**Written instruction**: In the records below, pick out all lines containing the word "name".

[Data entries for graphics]
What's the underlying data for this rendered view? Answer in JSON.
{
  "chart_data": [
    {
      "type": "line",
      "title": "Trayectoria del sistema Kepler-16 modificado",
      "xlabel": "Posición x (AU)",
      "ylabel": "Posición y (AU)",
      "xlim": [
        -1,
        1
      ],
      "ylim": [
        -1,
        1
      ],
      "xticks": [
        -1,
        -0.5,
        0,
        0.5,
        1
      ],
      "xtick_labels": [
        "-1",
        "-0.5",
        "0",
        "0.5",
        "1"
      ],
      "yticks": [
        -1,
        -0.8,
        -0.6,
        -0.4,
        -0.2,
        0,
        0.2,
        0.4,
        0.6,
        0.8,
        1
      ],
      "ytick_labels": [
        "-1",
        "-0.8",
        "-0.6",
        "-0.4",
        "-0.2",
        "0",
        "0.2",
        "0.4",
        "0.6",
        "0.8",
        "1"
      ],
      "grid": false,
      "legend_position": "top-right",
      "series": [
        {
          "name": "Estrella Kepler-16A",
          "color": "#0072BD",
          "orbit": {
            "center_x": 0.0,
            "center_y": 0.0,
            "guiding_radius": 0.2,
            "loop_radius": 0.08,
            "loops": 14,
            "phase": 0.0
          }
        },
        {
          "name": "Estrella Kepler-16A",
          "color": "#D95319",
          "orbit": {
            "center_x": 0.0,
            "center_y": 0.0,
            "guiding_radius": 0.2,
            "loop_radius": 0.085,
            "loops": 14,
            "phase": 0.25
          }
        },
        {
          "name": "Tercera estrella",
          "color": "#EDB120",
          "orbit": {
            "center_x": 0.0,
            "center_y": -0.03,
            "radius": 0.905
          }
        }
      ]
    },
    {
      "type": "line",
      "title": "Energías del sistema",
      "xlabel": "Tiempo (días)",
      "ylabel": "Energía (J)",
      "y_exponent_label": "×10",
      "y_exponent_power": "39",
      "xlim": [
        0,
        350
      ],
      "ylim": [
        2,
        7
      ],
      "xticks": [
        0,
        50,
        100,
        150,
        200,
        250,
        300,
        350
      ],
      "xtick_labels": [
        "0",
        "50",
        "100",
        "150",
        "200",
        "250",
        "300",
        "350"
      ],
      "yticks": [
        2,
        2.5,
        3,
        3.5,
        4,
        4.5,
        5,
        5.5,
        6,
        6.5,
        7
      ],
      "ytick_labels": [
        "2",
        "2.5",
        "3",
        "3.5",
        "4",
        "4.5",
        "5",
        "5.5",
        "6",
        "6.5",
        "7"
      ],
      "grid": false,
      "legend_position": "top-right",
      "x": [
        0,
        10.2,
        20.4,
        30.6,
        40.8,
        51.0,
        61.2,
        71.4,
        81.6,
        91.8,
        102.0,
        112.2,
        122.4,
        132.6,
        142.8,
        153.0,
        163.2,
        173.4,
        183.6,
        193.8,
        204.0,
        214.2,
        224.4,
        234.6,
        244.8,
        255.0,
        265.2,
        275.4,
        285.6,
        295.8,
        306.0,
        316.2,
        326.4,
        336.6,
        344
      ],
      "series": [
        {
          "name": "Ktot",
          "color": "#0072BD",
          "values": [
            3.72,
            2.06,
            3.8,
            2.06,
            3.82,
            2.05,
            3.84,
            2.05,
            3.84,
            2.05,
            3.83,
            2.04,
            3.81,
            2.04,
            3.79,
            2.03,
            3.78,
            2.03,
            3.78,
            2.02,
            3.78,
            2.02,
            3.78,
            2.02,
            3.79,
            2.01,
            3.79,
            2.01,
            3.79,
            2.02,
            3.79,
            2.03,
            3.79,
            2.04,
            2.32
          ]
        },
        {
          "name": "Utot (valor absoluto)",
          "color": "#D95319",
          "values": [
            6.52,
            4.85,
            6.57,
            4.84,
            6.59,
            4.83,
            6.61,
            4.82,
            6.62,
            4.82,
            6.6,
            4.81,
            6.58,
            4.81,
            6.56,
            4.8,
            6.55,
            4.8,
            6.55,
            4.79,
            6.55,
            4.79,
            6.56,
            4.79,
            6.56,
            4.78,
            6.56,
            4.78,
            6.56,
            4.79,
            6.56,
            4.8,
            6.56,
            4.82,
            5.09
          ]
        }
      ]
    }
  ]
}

**The completed task**:
          "name": "Estrella Kepler-16A",
          "name": "Estrella Kepler-16A",
          "name": "Tercera estrella",
          "name": "Ktot",
          "name": "Utot (valor absoluto)",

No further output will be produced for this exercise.